* [Directions for this task]
Reproduce the records below in full and exactly, without their images.

# # # # # # #

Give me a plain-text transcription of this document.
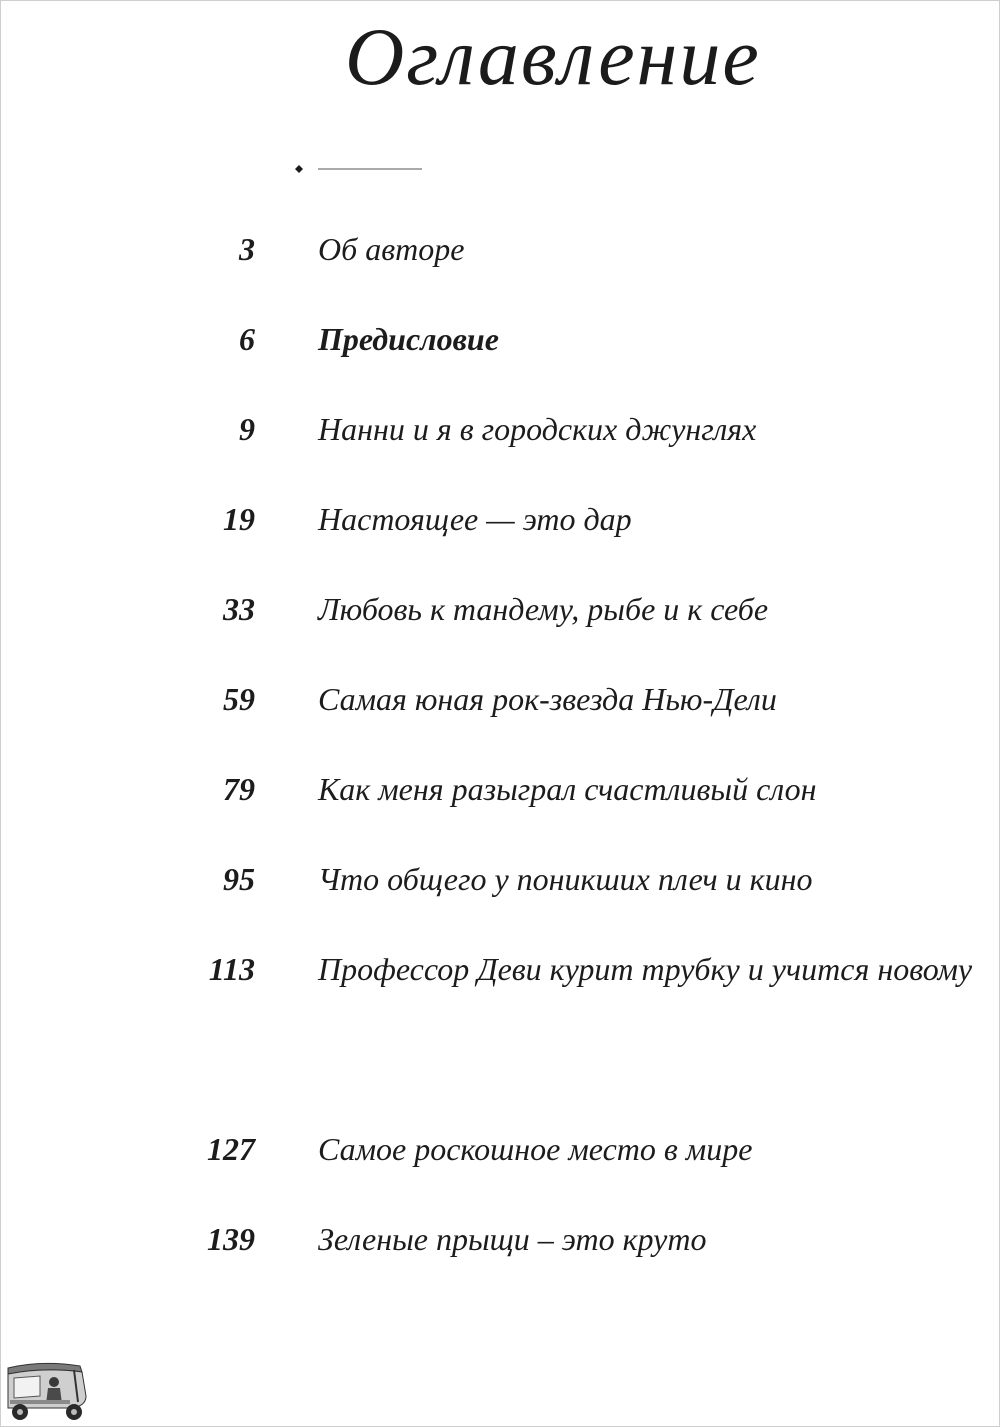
Оглавление
3 Об авторе
6 Предисловие
9 Нанни и я в городских джунглях
19 Настоящее — это дар
33 Любовь к тандему, рыбе и к себе
59 Самая юная рок-звезда Нью-Дели
79 Как меня разыграл счастливый слон
95 Что общего у поникших плеч и кино
113 Профессор Деви курит трубку и учится новому
127 Самое роскошное место в мире
139 Зеленые прыщи – это круто
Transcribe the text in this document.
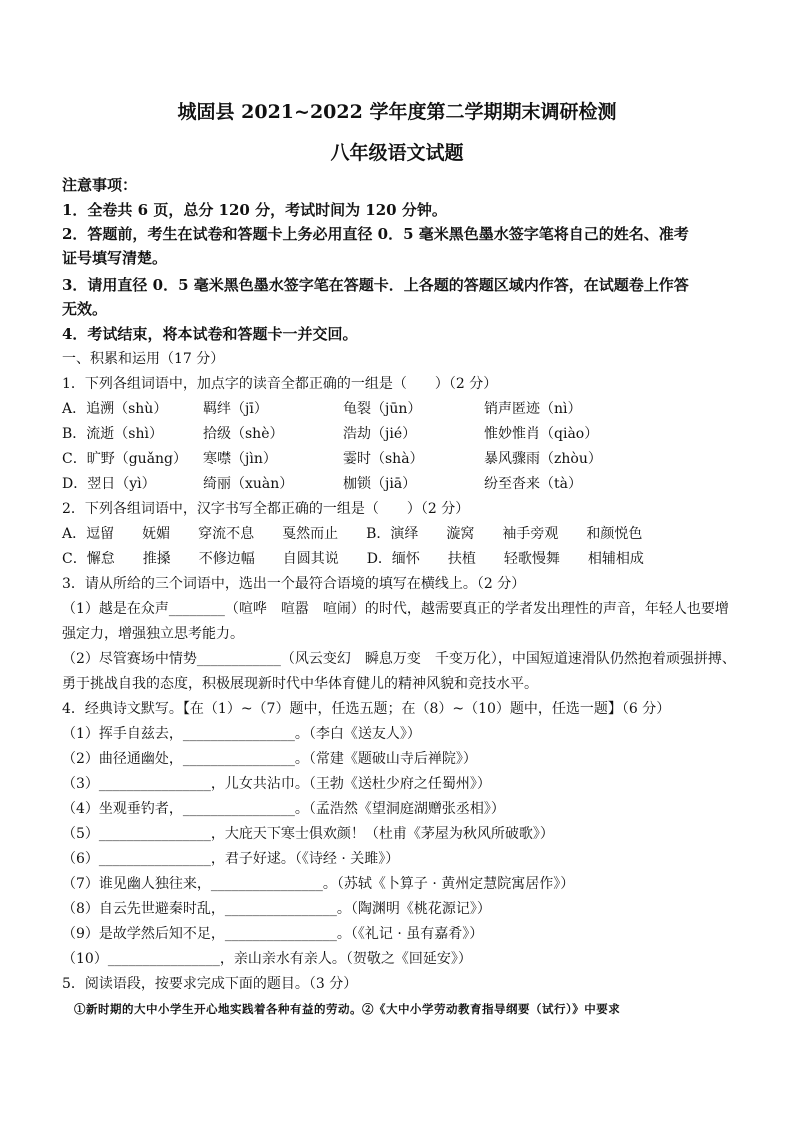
城固县 2021~2022 学年度第二学期期末调研检测
八年级语文试题
注意事项：
1．全卷共 6 页，总分 120 分，考试时间为 120 分钟。
2．答题前，考生在试卷和答题卡上务必用直径 0．5 毫米黑色墨水签字笔将自己的姓名、准考
证号填写清楚。
3．请用直径 0．5 毫米黑色墨水签字笔在答题卡．上各题的答题区域内作答，在试题卷上作答
无效。
4．考试结束，将本试卷和答题卡一并交回。
一、积累和运用（17 分）
1．下列各组词语中，加点字的读音全都正确的一组是（　　）（2 分）
A．追溯（shù）	羁绊（jī）	龟裂（jūn）	销声匿迹（nì）
B．流逝（shì）	拾级（shè）	浩劫（jié）	惟妙惟肖（qiào）
C．旷野（guǎng） 寒噤（jìn）	霎时（shà）	暴风骤雨（zhòu）
D．翌日（yì）	绮丽（xuàn）	枷锁（jiā）	纷至沓来（tà）
2．下列各组词语中，汉字书写全都正确的一组是（　　）（2 分）
A．逗留　　妩媚　　穿流不息　　戛然而止　　B．演绎　　漩窝　　袖手旁观　　和颜悦色
C．懈怠　　推搡　　不修边幅　　自圆其说　　D．缅怀　　扶植　　轻歌慢舞　　相辅相成
3．请从所给的三个词语中，选出一个最符合语境的填写在横线上。（2 分）
（1）越是在众声________（喧哗　喧嚣　喧闹）的时代，越需要真正的学者发出理性的声音，年轻人也要增
强定力，增强独立思考能力。
（2）尽管赛场中情势____________（风云变幻　瞬息万变　千变万化），中国短道速滑队仍然抱着顽强拼搏、
勇于挑战自我的态度，积极展现新时代中华体育健儿的精神风貌和竞技水平。
4．经典诗文默写。【在（1）~（7）题中，任选五题；在（8）~（10）题中，任选一题】（6 分）
（1）挥手自兹去，________________。（李白《送友人》）
（2）曲径通幽处，________________。（常建《题破山寺后禅院》）
（3）________________，儿女共沾巾。（王勃《送杜少府之任蜀州》）
（4）坐观垂钓者，________________。（孟浩然《望洞庭湖赠张丞相》）
（5）________________，大庇天下寒士俱欢颜！（杜甫《茅屋为秋风所破歌》）
（6）________________，君子好逑。（《诗经 · 关雎》）
（7）谁见幽人独往来，________________。（苏轼《卜算子 · 黄州定慧院寓居作》）
（8）自云先世避秦时乱，________________。（陶渊明《桃花源记》）
（9）是故学然后知不足，________________。（《礼记 · 虽有嘉肴》）
（10）________________，亲山亲水有亲人。（贺敬之《回延安》）
5．阅读语段，按要求完成下面的题目。（3 分）
①新时期的大中小学生开心地实践着各种有益的劳动。②《大中小学劳动教育指导纲要（试行）》中要求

# # # # # # #

* [Problem solution]
Give me a plain-text transcription of this document.
Оглавление
3 Об авторе
6 Предисловие
9 Нанни и я в городских джунглях
19 Настоящее — это дар
33 Любовь к тандему, рыбе и к себе
59 Самая юная рок-звезда Нью-Дели
79 Как меня разыграл счастливый слон
95 Что общего у поникших плеч и кино
113 Профессор Деви курит трубку и учится новому
127 Самое роскошное место в мире
139 Зеленые прыщи – это круто
Transcribe the text in this document.
城固县 2021~2022 学年度第二学期期末调研检测
八年级语文试题
注意事项：
1．全卷共 6 页，总分 120 分，考试时间为 120 分钟。
2．答题前，考生在试卷和答题卡上务必用直径 0．5 毫米黑色墨水签字笔将自己的姓名、准考
证号填写清楚。
3．请用直径 0．5 毫米黑色墨水签字笔在答题卡．上各题的答题区域内作答，在试题卷上作答
无效。
4．考试结束，将本试卷和答题卡一并交回。
一、积累和运用（17 分）
1．下列各组词语中，加点字的读音全都正确的一组是（　　）（2 分）
A．追溯（shù）	羁绊（jī）	龟裂（jūn）	销声匿迹（nì）
B．流逝（shì）	拾级（shè）	浩劫（jié）	惟妙惟肖（qiào）
C．旷野（guǎng） 寒噤（jìn）	霎时（shà）	暴风骤雨（zhòu）
D．翌日（yì）	绮丽（xuàn）	枷锁（jiā）	纷至沓来（tà）
2．下列各组词语中，汉字书写全都正确的一组是（　　）（2 分）
A．逗留　　妩媚　　穿流不息　　戛然而止　　B．演绎　　漩窝　　袖手旁观　　和颜悦色
C．懈怠　　推搡　　不修边幅　　自圆其说　　D．缅怀　　扶植　　轻歌慢舞　　相辅相成
3．请从所给的三个词语中，选出一个最符合语境的填写在横线上。（2 分）
（1）越是在众声________（喧哗　喧嚣　喧闹）的时代，越需要真正的学者发出理性的声音，年轻人也要增
强定力，增强独立思考能力。
（2）尽管赛场中情势____________（风云变幻　瞬息万变　千变万化），中国短道速滑队仍然抱着顽强拼搏、
勇于挑战自我的态度，积极展现新时代中华体育健儿的精神风貌和竞技水平。
4．经典诗文默写。【在（1）~（7）题中，任选五题；在（8）~（10）题中，任选一题】（6 分）
（1）挥手自兹去，________________。（李白《送友人》）
（2）曲径通幽处，________________。（常建《题破山寺后禅院》）
（3）________________，儿女共沾巾。（王勃《送杜少府之任蜀州》）
（4）坐观垂钓者，________________。（孟浩然《望洞庭湖赠张丞相》）
（5）________________，大庇天下寒士俱欢颜！（杜甫《茅屋为秋风所破歌》）
（6）________________，君子好逑。（《诗经 · 关雎》）
（7）谁见幽人独往来，________________。（苏轼《卜算子 · 黄州定慧院寓居作》）
（8）自云先世避秦时乱，________________。（陶渊明《桃花源记》）
（9）是故学然后知不足，________________。（《礼记 · 虽有嘉肴》）
（10）________________，亲山亲水有亲人。（贺敬之《回延安》）
5．阅读语段，按要求完成下面的题目。（3 分）
①新时期的大中小学生开心地实践着各种有益的劳动。②《大中小学劳动教育指导纲要（试行）》中要求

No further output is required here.